**YOUR OBJECTIVE**
Can all of these lines be returned exactly?

[Start]

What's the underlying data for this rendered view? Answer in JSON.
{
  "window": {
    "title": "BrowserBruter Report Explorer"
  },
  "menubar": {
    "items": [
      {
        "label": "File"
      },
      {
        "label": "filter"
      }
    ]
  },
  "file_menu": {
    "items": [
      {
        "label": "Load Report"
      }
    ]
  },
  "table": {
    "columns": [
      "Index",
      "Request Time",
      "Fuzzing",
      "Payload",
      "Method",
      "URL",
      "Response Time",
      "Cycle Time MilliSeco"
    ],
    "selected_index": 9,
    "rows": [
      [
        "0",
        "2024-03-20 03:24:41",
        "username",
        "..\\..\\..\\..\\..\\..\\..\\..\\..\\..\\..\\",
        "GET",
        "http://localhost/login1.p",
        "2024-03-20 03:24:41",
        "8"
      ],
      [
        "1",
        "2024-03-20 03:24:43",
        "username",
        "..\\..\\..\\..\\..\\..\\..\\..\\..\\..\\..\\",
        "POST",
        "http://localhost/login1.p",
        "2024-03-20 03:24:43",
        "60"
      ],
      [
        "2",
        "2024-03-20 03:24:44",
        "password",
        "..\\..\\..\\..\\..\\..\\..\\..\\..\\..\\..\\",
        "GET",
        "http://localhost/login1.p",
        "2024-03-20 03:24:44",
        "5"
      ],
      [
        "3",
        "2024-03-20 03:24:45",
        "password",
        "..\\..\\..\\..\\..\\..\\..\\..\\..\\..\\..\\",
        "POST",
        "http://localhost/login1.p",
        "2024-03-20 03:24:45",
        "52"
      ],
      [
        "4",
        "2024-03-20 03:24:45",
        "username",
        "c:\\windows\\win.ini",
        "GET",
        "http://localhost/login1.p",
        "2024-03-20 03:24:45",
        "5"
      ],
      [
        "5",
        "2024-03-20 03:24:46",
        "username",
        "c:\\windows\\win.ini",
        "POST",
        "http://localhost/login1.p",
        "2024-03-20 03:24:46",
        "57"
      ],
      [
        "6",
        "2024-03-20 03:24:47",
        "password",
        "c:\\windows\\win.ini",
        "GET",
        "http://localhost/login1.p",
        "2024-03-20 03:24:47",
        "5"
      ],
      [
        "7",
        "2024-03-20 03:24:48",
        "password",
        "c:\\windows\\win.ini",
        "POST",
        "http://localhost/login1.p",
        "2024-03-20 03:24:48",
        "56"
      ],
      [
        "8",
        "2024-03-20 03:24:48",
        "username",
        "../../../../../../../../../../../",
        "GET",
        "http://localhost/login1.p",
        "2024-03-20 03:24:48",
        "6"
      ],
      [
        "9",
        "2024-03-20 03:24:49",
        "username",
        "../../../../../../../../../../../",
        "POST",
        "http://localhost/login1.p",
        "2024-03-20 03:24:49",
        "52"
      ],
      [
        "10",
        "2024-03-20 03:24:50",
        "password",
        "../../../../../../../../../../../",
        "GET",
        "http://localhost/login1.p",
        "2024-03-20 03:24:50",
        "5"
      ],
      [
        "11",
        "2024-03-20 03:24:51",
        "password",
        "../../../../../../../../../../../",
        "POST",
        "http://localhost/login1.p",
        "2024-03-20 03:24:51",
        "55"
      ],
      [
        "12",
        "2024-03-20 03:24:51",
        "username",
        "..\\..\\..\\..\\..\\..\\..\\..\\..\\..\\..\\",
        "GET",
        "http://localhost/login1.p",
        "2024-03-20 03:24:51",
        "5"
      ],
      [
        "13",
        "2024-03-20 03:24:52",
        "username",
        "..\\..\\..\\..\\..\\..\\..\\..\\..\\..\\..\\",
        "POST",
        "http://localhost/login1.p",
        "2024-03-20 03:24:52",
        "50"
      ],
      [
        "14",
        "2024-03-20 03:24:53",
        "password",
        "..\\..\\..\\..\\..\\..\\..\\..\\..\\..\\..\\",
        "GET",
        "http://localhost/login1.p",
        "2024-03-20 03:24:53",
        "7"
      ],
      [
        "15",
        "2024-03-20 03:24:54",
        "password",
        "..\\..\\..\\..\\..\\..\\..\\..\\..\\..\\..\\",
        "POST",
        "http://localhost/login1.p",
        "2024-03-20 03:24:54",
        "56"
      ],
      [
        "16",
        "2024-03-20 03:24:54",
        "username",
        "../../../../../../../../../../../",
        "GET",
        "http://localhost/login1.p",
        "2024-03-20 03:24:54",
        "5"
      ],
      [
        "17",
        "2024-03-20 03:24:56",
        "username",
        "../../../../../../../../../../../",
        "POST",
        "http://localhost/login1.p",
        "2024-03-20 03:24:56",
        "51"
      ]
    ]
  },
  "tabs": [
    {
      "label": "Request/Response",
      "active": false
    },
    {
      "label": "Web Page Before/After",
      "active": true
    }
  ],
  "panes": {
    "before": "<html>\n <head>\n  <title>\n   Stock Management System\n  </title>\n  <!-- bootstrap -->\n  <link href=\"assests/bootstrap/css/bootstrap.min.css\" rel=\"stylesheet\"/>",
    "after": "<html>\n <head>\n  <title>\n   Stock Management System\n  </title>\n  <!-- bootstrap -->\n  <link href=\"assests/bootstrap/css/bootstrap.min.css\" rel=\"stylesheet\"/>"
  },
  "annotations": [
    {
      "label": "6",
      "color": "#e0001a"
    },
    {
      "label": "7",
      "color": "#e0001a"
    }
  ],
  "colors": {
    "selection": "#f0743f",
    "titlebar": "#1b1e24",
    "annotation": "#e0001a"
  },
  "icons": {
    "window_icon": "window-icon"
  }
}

[End]

**EXPECTED ANSWER**
What's the underlying data for this rendered view? Answer in JSON.
{
  "window": {
    "title": "BrowserBruter Report Explorer"
  },
  "menubar": {
    "items": [
      {
        "label": "File"
      },
      {
        "label": "filter"
      }
    ]
  },
  "file_menu": {
    "items": [
      {
        "label": "Load Report"
      }
    ]
  },
  "table": {
    "columns": [
      "Index",
      "Request Time",
      "Fuzzing",
      "Payload",
      "Method",
      "URL",
      "Response Time",
      "Cycle Time MilliSeco"
    ],
    "selected_index": 9,
    "rows": [
      [
        "0",
        "2024-03-20 03:24:41",
        "username",
        "..\\..\\..\\..\\..\\..\\..\\..\\..\\..\\..\\",
        "GET",
        "http://localhost/login1.p",
        "2024-03-20 03:24:41",
        "8"
      ],
      [
        "1",
        "2024-03-20 03:24:43",
        "username",
        "..\\..\\..\\..\\..\\..\\..\\..\\..\\..\\..\\",
        "POST",
        "http://localhost/login1.p",
        "2024-03-20 03:24:43",
        "60"
      ],
      [
        "2",
        "2024-03-20 03:24:44",
        "password",
        "..\\..\\..\\..\\..\\..\\..\\..\\..\\..\\..\\",
        "GET",
        "http://localhost/login1.p",
        "2024-03-20 03:24:44",
        "5"
      ],
      [
        "3",
        "2024-03-20 03:24:45",
        "password",
        "..\\..\\..\\..\\..\\..\\..\\..\\..\\..\\..\\",
        "POST",
        "http://localhost/login1.p",
        "2024-03-20 03:24:45",
        "52"
      ],
      [
        "4",
        "2024-03-20 03:24:45",
        "username",
        "c:\\windows\\win.ini",
        "GET",
        "http://localhost/login1.p",
        "2024-03-20 03:24:45",
        "5"
      ],
      [
        "5",
        "2024-03-20 03:24:46",
        "username",
        "c:\\windows\\win.ini",
        "POST",
        "http://localhost/login1.p",
        "2024-03-20 03:24:46",
        "57"
      ],
      [
        "6",
        "2024-03-20 03:24:47",
        "password",
        "c:\\windows\\win.ini",
        "GET",
        "http://localhost/login1.p",
        "2024-03-20 03:24:47",
        "5"
      ],
      [
        "7",
        "2024-03-20 03:24:48",
        "password",
        "c:\\windows\\win.ini",
        "POST",
        "http://localhost/login1.p",
        "2024-03-20 03:24:48",
        "56"
      ],
      [
        "8",
        "2024-03-20 03:24:48",
        "username",
        "../../../../../../../../../../../",
        "GET",
        "http://localhost/login1.p",
        "2024-03-20 03:24:48",
        "6"
      ],
      [
        "9",
        "2024-03-20 03:24:49",
        "username",
        "../../../../../../../../../../../",
        "POST",
        "http://localhost/login1.p",
        "2024-03-20 03:24:49",
        "52"
      ],
      [
        "10",
        "2024-03-20 03:24:50",
        "password",
        "../../../../../../../../../../../",
        "GET",
        "http://localhost/login1.p",
        "2024-03-20 03:24:50",
        "5"
      ],
      [
        "11",
        "2024-03-20 03:24:51",
        "password",
        "../../../../../../../../../../../",
        "POST",
        "http://localhost/login1.p",
        "2024-03-20 03:24:51",
        "55"
      ],
      [
        "12",
        "2024-03-20 03:24:51",
        "username",
        "..\\..\\..\\..\\..\\..\\..\\..\\..\\..\\..\\",
        "GET",
        "http://localhost/login1.p",
        "2024-03-20 03:24:51",
        "5"
      ],
      [
        "13",
        "2024-03-20 03:24:52",
        "username",
        "..\\..\\..\\..\\..\\..\\..\\..\\..\\..\\..\\",
        "POST",
        "http://localhost/login1.p",
        "2024-03-20 03:24:52",
        "50"
      ],
      [
        "14",
        "2024-03-20 03:24:53",
        "password",
        "..\\..\\..\\..\\..\\..\\..\\..\\..\\..\\..\\",
        "GET",
        "http://localhost/login1.p",
        "2024-03-20 03:24:53",
        "7"
      ],
      [
        "15",
        "2024-03-20 03:24:54",
        "password",
        "..\\..\\..\\..\\..\\..\\..\\..\\..\\..\\..\\",
        "POST",
        "http://localhost/login1.p",
        "2024-03-20 03:24:54",
        "56"
      ],
      [
        "16",
        "2024-03-20 03:24:54",
        "username",
        "../../../../../../../../../../../",
        "GET",
        "http://localhost/login1.p",
        "2024-03-20 03:24:54",
        "5"
      ],
      [
        "17",
        "2024-03-20 03:24:56",
        "username",
        "../../../../../../../../../../../",
        "POST",
        "http://localhost/login1.p",
        "2024-03-20 03:24:56",
        "51"
      ]
    ]
  },
  "tabs": [
    {
      "label": "Request/Response",
      "active": false
    },
    {
      "label": "Web Page Before/After",
      "active": true
    }
  ],
  "panes": {
    "before": "<html>\n <head>\n  <title>\n   Stock Management System\n  </title>\n  <!-- bootstrap -->\n  <link href=\"assests/bootstrap/css/bootstrap.min.css\" rel=\"stylesheet\"/>",
    "after": "<html>\n <head>\n  <title>\n   Stock Management System\n  </title>\n  <!-- bootstrap -->\n  <link href=\"assests/bootstrap/css/bootstrap.min.css\" rel=\"stylesheet\"/>"
  },
  "annotations": [
    {
      "label": "6",
      "color": "#e0001a"
    },
    {
      "label": "7",
      "color": "#e0001a"
    }
  ],
  "colors": {
    "selection": "#f0743f",
    "titlebar": "#1b1e24",
    "annotation": "#e0001a"
  },
  "icons": {
    "window_icon": "window-icon"
  }
}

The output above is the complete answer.